■ **Task prompt**
Word for word, repeat the entries, minus the pictures.

Saved data entries
──────────
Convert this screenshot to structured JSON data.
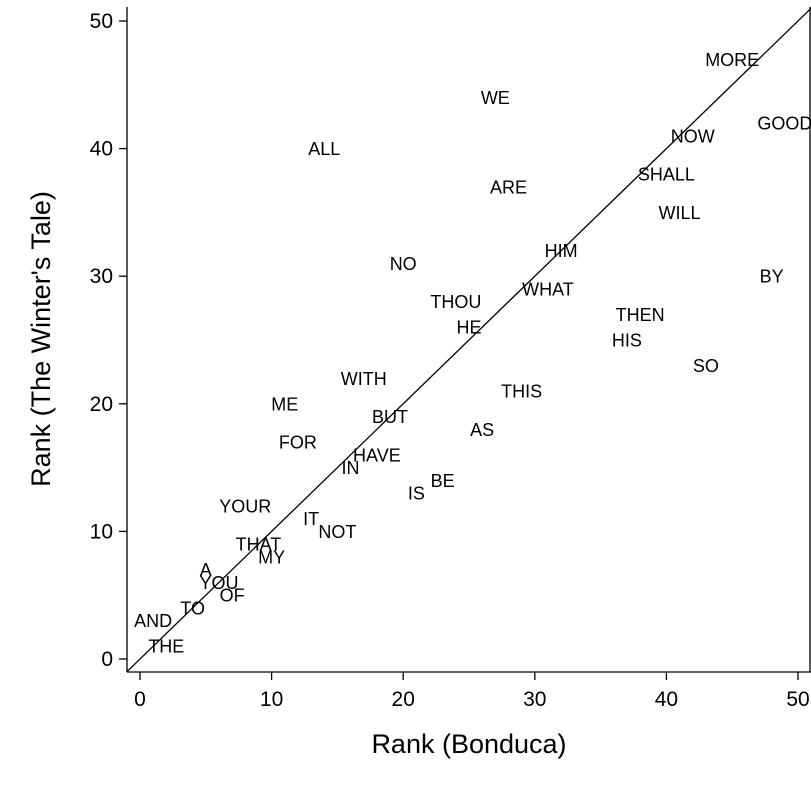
{
  "chart_data": {
    "type": "scatter",
    "title": "",
    "xlabel": "Rank (Bonduca)",
    "ylabel": "Rank (The Winter's Tale)",
    "xlim": [
      -1,
      51
    ],
    "ylim": [
      -1,
      51
    ],
    "xticks": [
      0,
      10,
      20,
      30,
      40,
      50
    ],
    "yticks": [
      0,
      10,
      20,
      30,
      40,
      50
    ],
    "reference_line": "y = x",
    "grid": false,
    "points": [
      {
        "label": "THE",
        "x": 2,
        "y": 1
      },
      {
        "label": "AND",
        "x": 1,
        "y": 3
      },
      {
        "label": "TO",
        "x": 4,
        "y": 4
      },
      {
        "label": "OF",
        "x": 7,
        "y": 5
      },
      {
        "label": "YOU",
        "x": 6,
        "y": 6
      },
      {
        "label": "A",
        "x": 5,
        "y": 7
      },
      {
        "label": "MY",
        "x": 10,
        "y": 8
      },
      {
        "label": "THAT",
        "x": 9,
        "y": 9
      },
      {
        "label": "IT",
        "x": 13,
        "y": 11
      },
      {
        "label": "NOT",
        "x": 15,
        "y": 10
      },
      {
        "label": "YOUR",
        "x": 8,
        "y": 12
      },
      {
        "label": "IS",
        "x": 21,
        "y": 13
      },
      {
        "label": "BE",
        "x": 23,
        "y": 14
      },
      {
        "label": "IN",
        "x": 16,
        "y": 15
      },
      {
        "label": "HAVE",
        "x": 18,
        "y": 16
      },
      {
        "label": "FOR",
        "x": 12,
        "y": 17
      },
      {
        "label": "AS",
        "x": 26,
        "y": 18
      },
      {
        "label": "BUT",
        "x": 19,
        "y": 19
      },
      {
        "label": "ME",
        "x": 11,
        "y": 20
      },
      {
        "label": "THIS",
        "x": 29,
        "y": 21
      },
      {
        "label": "WITH",
        "x": 17,
        "y": 22
      },
      {
        "label": "SO",
        "x": 43,
        "y": 23
      },
      {
        "label": "HIS",
        "x": 37,
        "y": 25
      },
      {
        "label": "HE",
        "x": 25,
        "y": 26
      },
      {
        "label": "THEN",
        "x": 38,
        "y": 27
      },
      {
        "label": "THOU",
        "x": 24,
        "y": 28
      },
      {
        "label": "WHAT",
        "x": 31,
        "y": 29
      },
      {
        "label": "BY",
        "x": 48,
        "y": 30
      },
      {
        "label": "NO",
        "x": 20,
        "y": 31
      },
      {
        "label": "HIM",
        "x": 32,
        "y": 32
      },
      {
        "label": "WILL",
        "x": 41,
        "y": 35
      },
      {
        "label": "ARE",
        "x": 28,
        "y": 37
      },
      {
        "label": "SHALL",
        "x": 40,
        "y": 38
      },
      {
        "label": "ALL",
        "x": 14,
        "y": 40
      },
      {
        "label": "NOW",
        "x": 42,
        "y": 41
      },
      {
        "label": "GOOD",
        "x": 49,
        "y": 42
      },
      {
        "label": "WE",
        "x": 27,
        "y": 44
      },
      {
        "label": "MORE",
        "x": 45,
        "y": 47
      }
    ]
  }
}
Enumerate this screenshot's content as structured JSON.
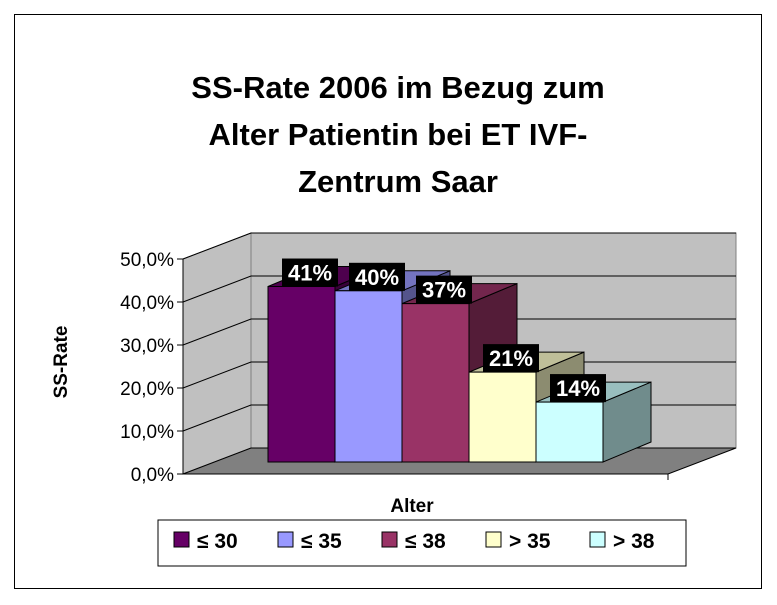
──────────
■ **Exercise solution**
Convert this screenshot to structured JSON data.
{
  "chart_data": {
    "type": "scatter",
    "title": "",
    "xlabel": "Rank (Bonduca)",
    "ylabel": "Rank (The Winter's Tale)",
    "xlim": [
      -1,
      51
    ],
    "ylim": [
      -1,
      51
    ],
    "xticks": [
      0,
      10,
      20,
      30,
      40,
      50
    ],
    "yticks": [
      0,
      10,
      20,
      30,
      40,
      50
    ],
    "reference_line": "y = x",
    "grid": false,
    "points": [
      {
        "label": "THE",
        "x": 2,
        "y": 1
      },
      {
        "label": "AND",
        "x": 1,
        "y": 3
      },
      {
        "label": "TO",
        "x": 4,
        "y": 4
      },
      {
        "label": "OF",
        "x": 7,
        "y": 5
      },
      {
        "label": "YOU",
        "x": 6,
        "y": 6
      },
      {
        "label": "A",
        "x": 5,
        "y": 7
      },
      {
        "label": "MY",
        "x": 10,
        "y": 8
      },
      {
        "label": "THAT",
        "x": 9,
        "y": 9
      },
      {
        "label": "IT",
        "x": 13,
        "y": 11
      },
      {
        "label": "NOT",
        "x": 15,
        "y": 10
      },
      {
        "label": "YOUR",
        "x": 8,
        "y": 12
      },
      {
        "label": "IS",
        "x": 21,
        "y": 13
      },
      {
        "label": "BE",
        "x": 23,
        "y": 14
      },
      {
        "label": "IN",
        "x": 16,
        "y": 15
      },
      {
        "label": "HAVE",
        "x": 18,
        "y": 16
      },
      {
        "label": "FOR",
        "x": 12,
        "y": 17
      },
      {
        "label": "AS",
        "x": 26,
        "y": 18
      },
      {
        "label": "BUT",
        "x": 19,
        "y": 19
      },
      {
        "label": "ME",
        "x": 11,
        "y": 20
      },
      {
        "label": "THIS",
        "x": 29,
        "y": 21
      },
      {
        "label": "WITH",
        "x": 17,
        "y": 22
      },
      {
        "label": "SO",
        "x": 43,
        "y": 23
      },
      {
        "label": "HIS",
        "x": 37,
        "y": 25
      },
      {
        "label": "HE",
        "x": 25,
        "y": 26
      },
      {
        "label": "THEN",
        "x": 38,
        "y": 27
      },
      {
        "label": "THOU",
        "x": 24,
        "y": 28
      },
      {
        "label": "WHAT",
        "x": 31,
        "y": 29
      },
      {
        "label": "BY",
        "x": 48,
        "y": 30
      },
      {
        "label": "NO",
        "x": 20,
        "y": 31
      },
      {
        "label": "HIM",
        "x": 32,
        "y": 32
      },
      {
        "label": "WILL",
        "x": 41,
        "y": 35
      },
      {
        "label": "ARE",
        "x": 28,
        "y": 37
      },
      {
        "label": "SHALL",
        "x": 40,
        "y": 38
      },
      {
        "label": "ALL",
        "x": 14,
        "y": 40
      },
      {
        "label": "NOW",
        "x": 42,
        "y": 41
      },
      {
        "label": "GOOD",
        "x": 49,
        "y": 42
      },
      {
        "label": "WE",
        "x": 27,
        "y": 44
      },
      {
        "label": "MORE",
        "x": 45,
        "y": 47
      }
    ]
  }
}
Enumerate this screenshot's content as structured JSON.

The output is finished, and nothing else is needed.